### [Task details]
Below are records; count the lines that contain "this" and give only the total.

### [Material]
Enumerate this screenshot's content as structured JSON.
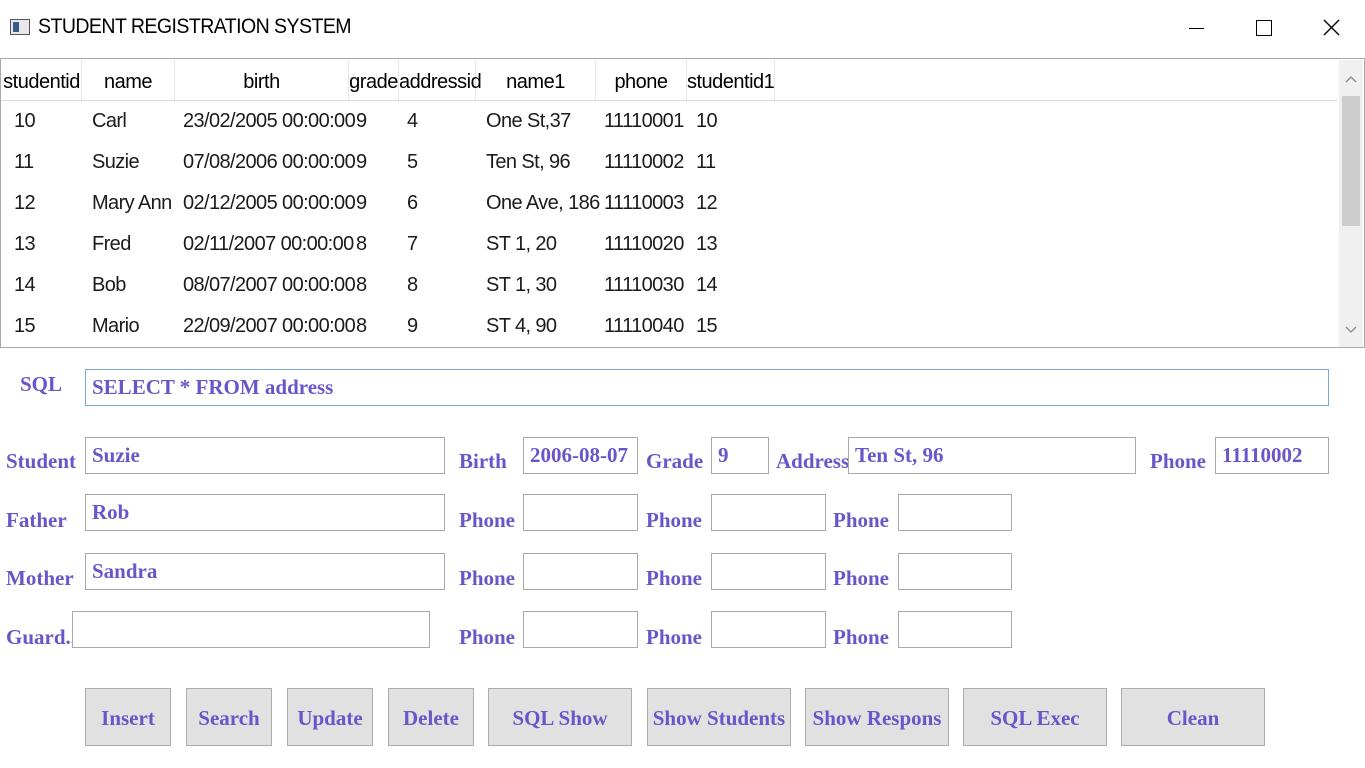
{
  "window": {
    "title": "STUDENT REGISTRATION SYSTEM",
    "controls": {
      "minimize": "minimize-icon",
      "maximize": "maximize-icon",
      "close": "close-icon"
    }
  },
  "grid": {
    "columns": [
      "studentid",
      "name",
      "birth",
      "grade",
      "addressid",
      "name1",
      "phone",
      "studentid1"
    ],
    "rows": [
      [
        "10",
        "Carl",
        "23/02/2005 00:00:00",
        "9",
        "4",
        "One St,37",
        "11110001",
        "10"
      ],
      [
        "11",
        "Suzie",
        "07/08/2006 00:00:00",
        "9",
        "5",
        "Ten St, 96",
        "11110002",
        "11"
      ],
      [
        "12",
        "Mary Ann",
        "02/12/2005 00:00:00",
        "9",
        "6",
        "One Ave, 186",
        "11110003",
        "12"
      ],
      [
        "13",
        "Fred",
        "02/11/2007 00:00:00",
        "8",
        "7",
        "ST 1, 20",
        "11110020",
        "13"
      ],
      [
        "14",
        "Bob",
        "08/07/2007 00:00:00",
        "8",
        "8",
        "ST 1, 30",
        "11110030",
        "14"
      ],
      [
        "15",
        "Mario",
        "22/09/2007 00:00:00",
        "8",
        "9",
        "ST 4, 90",
        "11110040",
        "15"
      ]
    ]
  },
  "form": {
    "sql_label": "SQL",
    "sql_value": "SELECT * FROM address",
    "student_label": "Student",
    "student_value": "Suzie",
    "birth_label": "Birth",
    "birth_value": "2006-08-07",
    "grade_label": "Grade",
    "grade_value": "9",
    "address_label": "Address",
    "address_value": "Ten St, 96",
    "phone_label": "Phone",
    "phone_value": "11110002",
    "father_label": "Father",
    "father_value": "Rob",
    "mother_label": "Mother",
    "mother_value": "Sandra",
    "guardian_label": "Guard..",
    "guardian_value": ""
  },
  "buttons": {
    "insert": "Insert",
    "search": "Search",
    "update": "Update",
    "delete": "Delete",
    "sql_show": "SQL Show",
    "show_students": "Show Students",
    "show_respons": "Show Respons",
    "sql_exec": "SQL Exec",
    "clean": "Clean"
  },
  "colors": {
    "label": "#6a55c9",
    "button_bg": "#e1e1e1",
    "focus_border": "#7aa7d8"
  }
}
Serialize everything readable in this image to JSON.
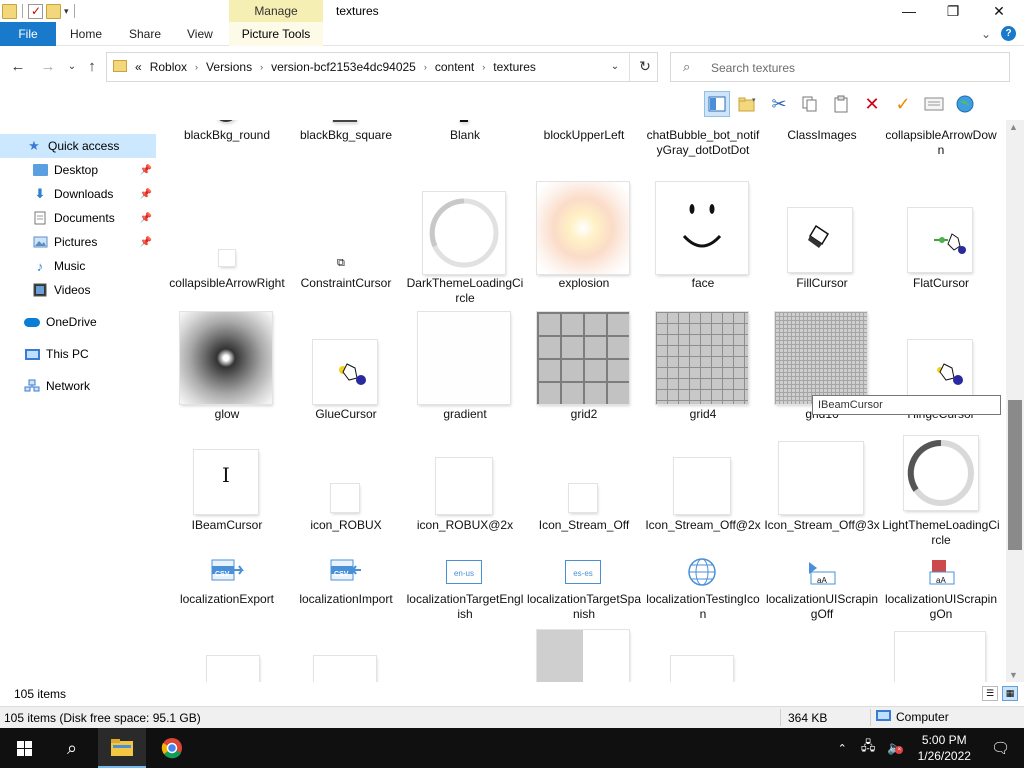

### [Result below]
2